Written instruction: Reproduce each line exactly, including spacing and punctuation.

Input rows:
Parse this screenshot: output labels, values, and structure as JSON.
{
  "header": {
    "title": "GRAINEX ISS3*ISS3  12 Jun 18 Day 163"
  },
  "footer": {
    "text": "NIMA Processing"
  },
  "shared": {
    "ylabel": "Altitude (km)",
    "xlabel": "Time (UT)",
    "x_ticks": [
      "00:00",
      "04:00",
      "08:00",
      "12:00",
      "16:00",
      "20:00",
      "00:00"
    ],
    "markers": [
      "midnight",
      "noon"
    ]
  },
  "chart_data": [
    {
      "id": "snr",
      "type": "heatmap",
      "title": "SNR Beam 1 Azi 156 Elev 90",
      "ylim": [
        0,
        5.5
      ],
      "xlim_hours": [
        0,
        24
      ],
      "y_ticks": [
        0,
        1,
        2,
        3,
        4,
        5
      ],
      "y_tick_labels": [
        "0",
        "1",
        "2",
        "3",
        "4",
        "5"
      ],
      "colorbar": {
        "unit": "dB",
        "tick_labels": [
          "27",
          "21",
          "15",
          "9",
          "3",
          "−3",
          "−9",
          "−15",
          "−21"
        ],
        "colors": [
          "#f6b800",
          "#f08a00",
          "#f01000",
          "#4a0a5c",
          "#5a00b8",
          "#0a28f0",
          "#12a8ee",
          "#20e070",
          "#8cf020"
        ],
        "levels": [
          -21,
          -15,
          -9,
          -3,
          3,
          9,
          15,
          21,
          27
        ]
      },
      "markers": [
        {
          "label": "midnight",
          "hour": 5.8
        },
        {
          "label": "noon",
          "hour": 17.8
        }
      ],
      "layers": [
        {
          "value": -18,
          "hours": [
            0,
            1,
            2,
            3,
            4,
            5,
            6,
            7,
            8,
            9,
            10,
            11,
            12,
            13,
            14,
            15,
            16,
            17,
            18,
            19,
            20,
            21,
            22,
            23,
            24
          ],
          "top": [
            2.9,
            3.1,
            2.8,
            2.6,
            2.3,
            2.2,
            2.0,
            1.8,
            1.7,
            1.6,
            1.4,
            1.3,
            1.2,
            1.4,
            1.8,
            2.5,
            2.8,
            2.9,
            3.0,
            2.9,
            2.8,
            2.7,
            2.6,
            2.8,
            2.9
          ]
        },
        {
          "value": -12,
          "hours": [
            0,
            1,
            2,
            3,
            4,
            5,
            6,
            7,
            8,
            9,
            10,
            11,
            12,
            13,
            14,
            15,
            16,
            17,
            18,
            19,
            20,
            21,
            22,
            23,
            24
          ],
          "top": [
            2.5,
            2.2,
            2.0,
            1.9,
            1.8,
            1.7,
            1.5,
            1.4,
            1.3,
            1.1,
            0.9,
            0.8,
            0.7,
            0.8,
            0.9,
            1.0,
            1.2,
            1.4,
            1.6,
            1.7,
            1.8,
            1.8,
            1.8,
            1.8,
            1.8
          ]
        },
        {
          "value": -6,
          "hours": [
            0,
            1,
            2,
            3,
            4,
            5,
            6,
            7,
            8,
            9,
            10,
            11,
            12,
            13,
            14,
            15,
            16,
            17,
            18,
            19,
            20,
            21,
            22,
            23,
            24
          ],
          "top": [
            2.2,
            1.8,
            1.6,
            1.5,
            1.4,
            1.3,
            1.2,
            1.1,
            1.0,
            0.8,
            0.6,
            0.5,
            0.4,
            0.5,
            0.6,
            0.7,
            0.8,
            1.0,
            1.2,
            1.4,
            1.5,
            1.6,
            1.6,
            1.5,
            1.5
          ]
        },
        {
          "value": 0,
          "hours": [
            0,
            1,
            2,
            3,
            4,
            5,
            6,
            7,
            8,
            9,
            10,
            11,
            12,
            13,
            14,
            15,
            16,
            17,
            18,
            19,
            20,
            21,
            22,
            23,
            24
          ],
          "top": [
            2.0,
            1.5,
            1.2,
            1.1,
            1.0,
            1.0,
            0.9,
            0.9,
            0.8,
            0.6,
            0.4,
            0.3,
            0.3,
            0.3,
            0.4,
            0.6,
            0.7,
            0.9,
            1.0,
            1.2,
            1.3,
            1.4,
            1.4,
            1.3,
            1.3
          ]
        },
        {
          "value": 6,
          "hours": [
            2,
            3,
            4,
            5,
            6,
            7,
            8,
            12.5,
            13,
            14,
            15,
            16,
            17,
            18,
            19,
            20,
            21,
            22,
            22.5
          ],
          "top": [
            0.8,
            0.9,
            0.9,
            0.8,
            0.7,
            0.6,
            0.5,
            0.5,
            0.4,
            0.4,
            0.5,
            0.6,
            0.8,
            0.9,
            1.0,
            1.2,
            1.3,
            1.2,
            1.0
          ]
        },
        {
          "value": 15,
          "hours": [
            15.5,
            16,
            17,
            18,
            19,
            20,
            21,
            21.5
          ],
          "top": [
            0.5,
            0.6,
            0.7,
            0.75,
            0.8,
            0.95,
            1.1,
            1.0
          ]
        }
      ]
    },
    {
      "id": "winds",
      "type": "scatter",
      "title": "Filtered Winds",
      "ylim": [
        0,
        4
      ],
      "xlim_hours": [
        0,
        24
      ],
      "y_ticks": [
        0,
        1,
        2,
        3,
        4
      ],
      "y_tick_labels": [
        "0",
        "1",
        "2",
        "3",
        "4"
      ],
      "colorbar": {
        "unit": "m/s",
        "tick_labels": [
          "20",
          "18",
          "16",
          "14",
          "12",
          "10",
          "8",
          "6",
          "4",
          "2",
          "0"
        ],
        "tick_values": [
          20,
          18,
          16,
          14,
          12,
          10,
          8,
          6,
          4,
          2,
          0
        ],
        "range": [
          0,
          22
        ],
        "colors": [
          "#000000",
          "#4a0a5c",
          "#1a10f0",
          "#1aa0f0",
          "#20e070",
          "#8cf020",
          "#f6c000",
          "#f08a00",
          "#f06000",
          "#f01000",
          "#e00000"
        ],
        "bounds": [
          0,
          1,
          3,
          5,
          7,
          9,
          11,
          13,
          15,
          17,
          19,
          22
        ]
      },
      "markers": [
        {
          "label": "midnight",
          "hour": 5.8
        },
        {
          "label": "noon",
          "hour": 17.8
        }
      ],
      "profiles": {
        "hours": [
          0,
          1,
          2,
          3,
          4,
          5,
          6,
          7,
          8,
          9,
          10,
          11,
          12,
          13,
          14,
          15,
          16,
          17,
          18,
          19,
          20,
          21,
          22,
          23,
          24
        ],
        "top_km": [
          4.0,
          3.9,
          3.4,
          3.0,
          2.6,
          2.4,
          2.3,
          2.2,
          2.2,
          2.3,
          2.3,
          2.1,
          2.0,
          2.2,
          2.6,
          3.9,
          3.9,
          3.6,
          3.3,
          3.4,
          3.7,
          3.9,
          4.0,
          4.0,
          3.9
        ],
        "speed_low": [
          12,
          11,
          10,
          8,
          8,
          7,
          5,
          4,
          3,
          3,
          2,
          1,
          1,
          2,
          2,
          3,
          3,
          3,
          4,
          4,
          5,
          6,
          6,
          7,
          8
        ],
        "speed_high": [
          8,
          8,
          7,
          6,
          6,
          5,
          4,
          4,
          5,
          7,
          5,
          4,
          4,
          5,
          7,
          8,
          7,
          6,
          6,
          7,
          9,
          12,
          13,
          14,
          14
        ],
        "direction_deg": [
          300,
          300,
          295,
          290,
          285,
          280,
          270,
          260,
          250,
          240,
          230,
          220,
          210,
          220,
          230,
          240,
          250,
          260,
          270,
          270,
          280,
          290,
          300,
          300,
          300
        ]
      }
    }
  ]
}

Solution to this exercise:
Parse this screenshot: output labels, values, and structure as JSON.
{
  "header": {
    "title": "GRAINEX ISS3*ISS3  12 Jun 18 Day 163"
  },
  "footer": {
    "text": "NIMA Processing"
  },
  "shared": {
    "ylabel": "Altitude (km)",
    "xlabel": "Time (UT)",
    "x_ticks": [
      "00:00",
      "04:00",
      "08:00",
      "12:00",
      "16:00",
      "20:00",
      "00:00"
    ],
    "markers": [
      "midnight",
      "noon"
    ]
  },
  "chart_data": [
    {
      "id": "snr",
      "type": "heatmap",
      "title": "SNR Beam 1 Azi 156 Elev 90",
      "ylim": [
        0,
        5.5
      ],
      "xlim_hours": [
        0,
        24
      ],
      "y_ticks": [
        0,
        1,
        2,
        3,
        4,
        5
      ],
      "y_tick_labels": [
        "0",
        "1",
        "2",
        "3",
        "4",
        "5"
      ],
      "colorbar": {
        "unit": "dB",
        "tick_labels": [
          "27",
          "21",
          "15",
          "9",
          "3",
          "−3",
          "−9",
          "−15",
          "−21"
        ],
        "colors": [
          "#f6b800",
          "#f08a00",
          "#f01000",
          "#4a0a5c",
          "#5a00b8",
          "#0a28f0",
          "#12a8ee",
          "#20e070",
          "#8cf020"
        ],
        "levels": [
          -21,
          -15,
          -9,
          -3,
          3,
          9,
          15,
          21,
          27
        ]
      },
      "markers": [
        {
          "label": "midnight",
          "hour": 5.8
        },
        {
          "label": "noon",
          "hour": 17.8
        }
      ],
      "layers": [
        {
          "value": -18,
          "hours": [
            0,
            1,
            2,
            3,
            4,
            5,
            6,
            7,
            8,
            9,
            10,
            11,
            12,
            13,
            14,
            15,
            16,
            17,
            18,
            19,
            20,
            21,
            22,
            23,
            24
          ],
          "top": [
            2.9,
            3.1,
            2.8,
            2.6,
            2.3,
            2.2,
            2.0,
            1.8,
            1.7,
            1.6,
            1.4,
            1.3,
            1.2,
            1.4,
            1.8,
            2.5,
            2.8,
            2.9,
            3.0,
            2.9,
            2.8,
            2.7,
            2.6,
            2.8,
            2.9
          ]
        },
        {
          "value": -12,
          "hours": [
            0,
            1,
            2,
            3,
            4,
            5,
            6,
            7,
            8,
            9,
            10,
            11,
            12,
            13,
            14,
            15,
            16,
            17,
            18,
            19,
            20,
            21,
            22,
            23,
            24
          ],
          "top": [
            2.5,
            2.2,
            2.0,
            1.9,
            1.8,
            1.7,
            1.5,
            1.4,
            1.3,
            1.1,
            0.9,
            0.8,
            0.7,
            0.8,
            0.9,
            1.0,
            1.2,
            1.4,
            1.6,
            1.7,
            1.8,
            1.8,
            1.8,
            1.8,
            1.8
          ]
        },
        {
          "value": -6,
          "hours": [
            0,
            1,
            2,
            3,
            4,
            5,
            6,
            7,
            8,
            9,
            10,
            11,
            12,
            13,
            14,
            15,
            16,
            17,
            18,
            19,
            20,
            21,
            22,
            23,
            24
          ],
          "top": [
            2.2,
            1.8,
            1.6,
            1.5,
            1.4,
            1.3,
            1.2,
            1.1,
            1.0,
            0.8,
            0.6,
            0.5,
            0.4,
            0.5,
            0.6,
            0.7,
            0.8,
            1.0,
            1.2,
            1.4,
            1.5,
            1.6,
            1.6,
            1.5,
            1.5
          ]
        },
        {
          "value": 0,
          "hours": [
            0,
            1,
            2,
            3,
            4,
            5,
            6,
            7,
            8,
            9,
            10,
            11,
            12,
            13,
            14,
            15,
            16,
            17,
            18,
            19,
            20,
            21,
            22,
            23,
            24
          ],
          "top": [
            2.0,
            1.5,
            1.2,
            1.1,
            1.0,
            1.0,
            0.9,
            0.9,
            0.8,
            0.6,
            0.4,
            0.3,
            0.3,
            0.3,
            0.4,
            0.6,
            0.7,
            0.9,
            1.0,
            1.2,
            1.3,
            1.4,
            1.4,
            1.3,
            1.3
          ]
        },
        {
          "value": 6,
          "hours": [
            2,
            3,
            4,
            5,
            6,
            7,
            8,
            12.5,
            13,
            14,
            15,
            16,
            17,
            18,
            19,
            20,
            21,
            22,
            22.5
          ],
          "top": [
            0.8,
            0.9,
            0.9,
            0.8,
            0.7,
            0.6,
            0.5,
            0.5,
            0.4,
            0.4,
            0.5,
            0.6,
            0.8,
            0.9,
            1.0,
            1.2,
            1.3,
            1.2,
            1.0
          ]
        },
        {
          "value": 15,
          "hours": [
            15.5,
            16,
            17,
            18,
            19,
            20,
            21,
            21.5
          ],
          "top": [
            0.5,
            0.6,
            0.7,
            0.75,
            0.8,
            0.95,
            1.1,
            1.0
          ]
        }
      ]
    },
    {
      "id": "winds",
      "type": "scatter",
      "title": "Filtered Winds",
      "ylim": [
        0,
        4
      ],
      "xlim_hours": [
        0,
        24
      ],
      "y_ticks": [
        0,
        1,
        2,
        3,
        4
      ],
      "y_tick_labels": [
        "0",
        "1",
        "2",
        "3",
        "4"
      ],
      "colorbar": {
        "unit": "m/s",
        "tick_labels": [
          "20",
          "18",
          "16",
          "14",
          "12",
          "10",
          "8",
          "6",
          "4",
          "2",
          "0"
        ],
        "tick_values": [
          20,
          18,
          16,
          14,
          12,
          10,
          8,
          6,
          4,
          2,
          0
        ],
        "range": [
          0,
          22
        ],
        "colors": [
          "#000000",
          "#4a0a5c",
          "#1a10f0",
          "#1aa0f0",
          "#20e070",
          "#8cf020",
          "#f6c000",
          "#f08a00",
          "#f06000",
          "#f01000",
          "#e00000"
        ],
        "bounds": [
          0,
          1,
          3,
          5,
          7,
          9,
          11,
          13,
          15,
          17,
          19,
          22
        ]
      },
      "markers": [
        {
          "label": "midnight",
          "hour": 5.8
        },
        {
          "label": "noon",
          "hour": 17.8
        }
      ],
      "profiles": {
        "hours": [
          0,
          1,
          2,
          3,
          4,
          5,
          6,
          7,
          8,
          9,
          10,
          11,
          12,
          13,
          14,
          15,
          16,
          17,
          18,
          19,
          20,
          21,
          22,
          23,
          24
        ],
        "top_km": [
          4.0,
          3.9,
          3.4,
          3.0,
          2.6,
          2.4,
          2.3,
          2.2,
          2.2,
          2.3,
          2.3,
          2.1,
          2.0,
          2.2,
          2.6,
          3.9,
          3.9,
          3.6,
          3.3,
          3.4,
          3.7,
          3.9,
          4.0,
          4.0,
          3.9
        ],
        "speed_low": [
          12,
          11,
          10,
          8,
          8,
          7,
          5,
          4,
          3,
          3,
          2,
          1,
          1,
          2,
          2,
          3,
          3,
          3,
          4,
          4,
          5,
          6,
          6,
          7,
          8
        ],
        "speed_high": [
          8,
          8,
          7,
          6,
          6,
          5,
          4,
          4,
          5,
          7,
          5,
          4,
          4,
          5,
          7,
          8,
          7,
          6,
          6,
          7,
          9,
          12,
          13,
          14,
          14
        ],
        "direction_deg": [
          300,
          300,
          295,
          290,
          285,
          280,
          270,
          260,
          250,
          240,
          230,
          220,
          210,
          220,
          230,
          240,
          250,
          260,
          270,
          270,
          280,
          290,
          300,
          300,
          300
        ]
      }
    }
  ]
}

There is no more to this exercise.